From the entries that follow, gather each line holding the word "mouvement".

Dataset items:
- - -

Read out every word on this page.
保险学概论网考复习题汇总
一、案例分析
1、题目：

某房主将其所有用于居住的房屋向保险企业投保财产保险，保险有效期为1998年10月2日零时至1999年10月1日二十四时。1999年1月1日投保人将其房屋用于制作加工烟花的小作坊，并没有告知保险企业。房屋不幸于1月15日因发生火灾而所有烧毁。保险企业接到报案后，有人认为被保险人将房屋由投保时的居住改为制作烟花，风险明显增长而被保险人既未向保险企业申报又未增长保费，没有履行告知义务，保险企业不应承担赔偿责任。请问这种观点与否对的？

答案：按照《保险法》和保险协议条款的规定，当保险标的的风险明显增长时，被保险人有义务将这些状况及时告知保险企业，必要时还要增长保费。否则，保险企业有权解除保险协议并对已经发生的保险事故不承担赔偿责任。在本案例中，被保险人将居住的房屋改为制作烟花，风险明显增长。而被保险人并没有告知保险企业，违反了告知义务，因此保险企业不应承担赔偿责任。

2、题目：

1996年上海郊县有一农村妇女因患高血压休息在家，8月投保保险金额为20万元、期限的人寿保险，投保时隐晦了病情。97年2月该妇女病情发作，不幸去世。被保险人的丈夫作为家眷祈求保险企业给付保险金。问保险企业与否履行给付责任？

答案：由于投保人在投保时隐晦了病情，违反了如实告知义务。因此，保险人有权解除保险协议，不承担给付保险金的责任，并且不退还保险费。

- - -

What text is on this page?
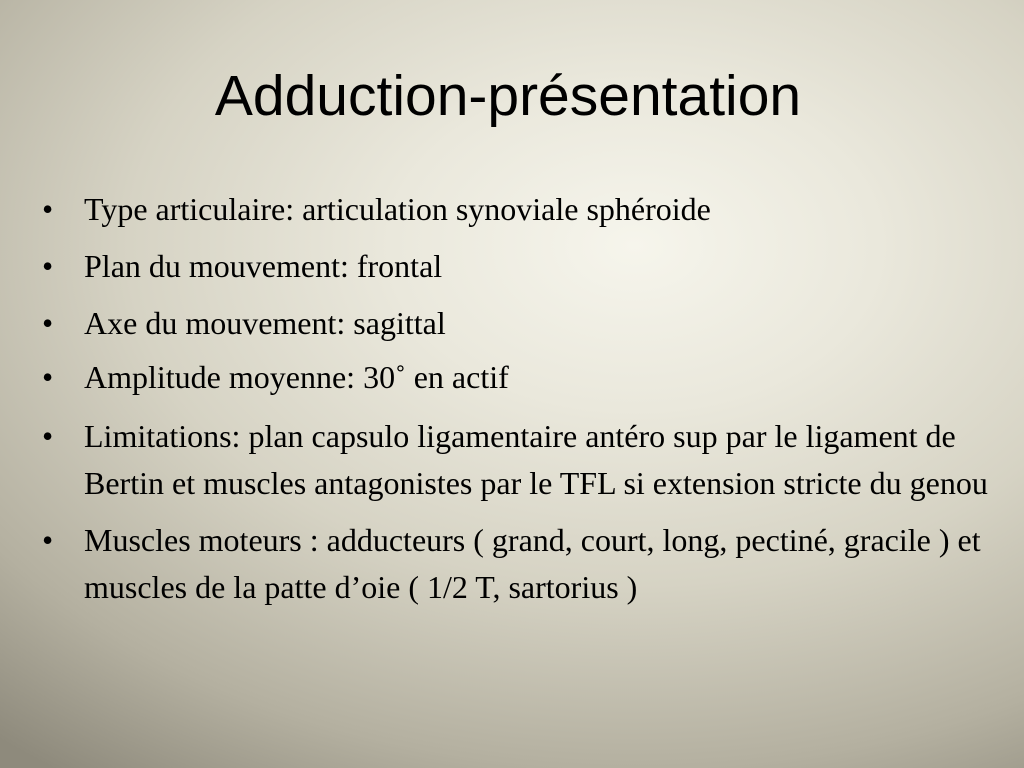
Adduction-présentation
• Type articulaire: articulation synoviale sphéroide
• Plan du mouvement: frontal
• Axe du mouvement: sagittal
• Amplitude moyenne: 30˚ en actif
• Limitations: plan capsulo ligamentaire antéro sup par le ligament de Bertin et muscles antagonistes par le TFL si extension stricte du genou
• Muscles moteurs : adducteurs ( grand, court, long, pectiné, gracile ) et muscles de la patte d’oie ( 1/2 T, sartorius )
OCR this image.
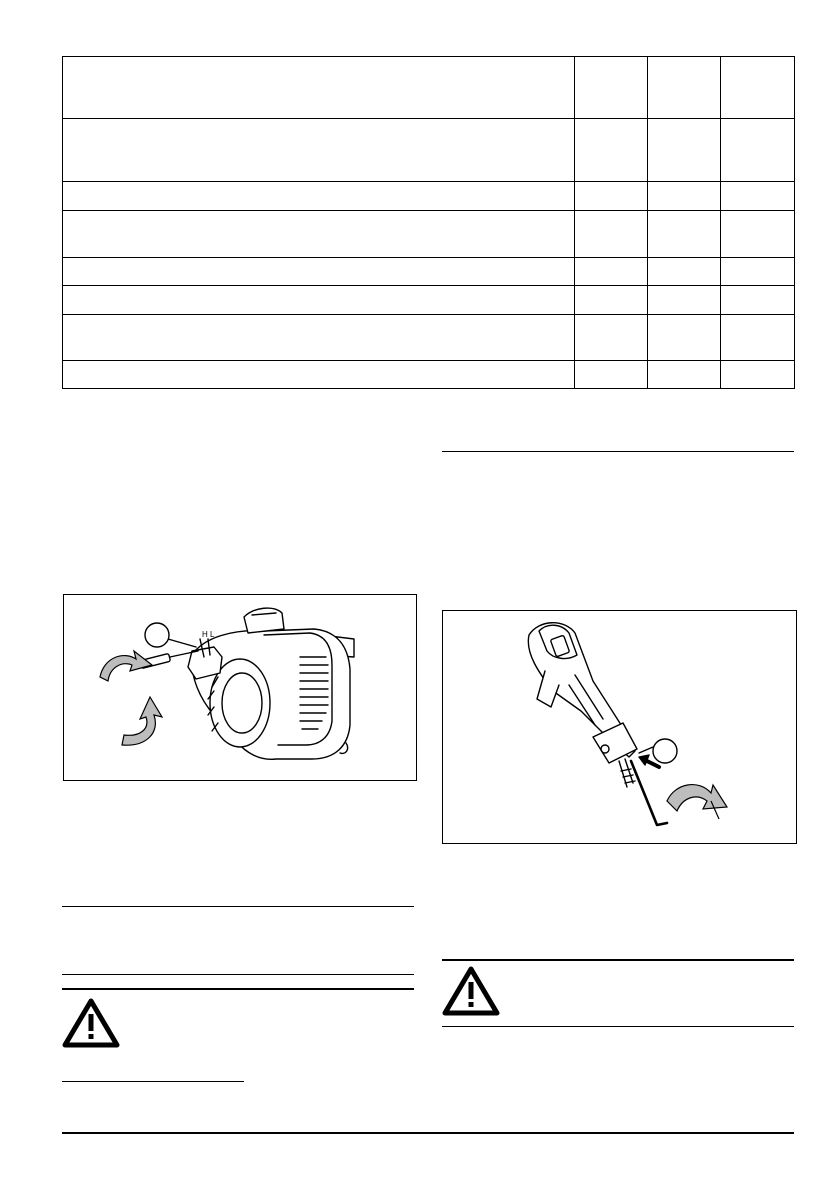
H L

- - -

■ Complete response ■
• Plan du mouvement: frontal
• Axe du mouvement: sagittal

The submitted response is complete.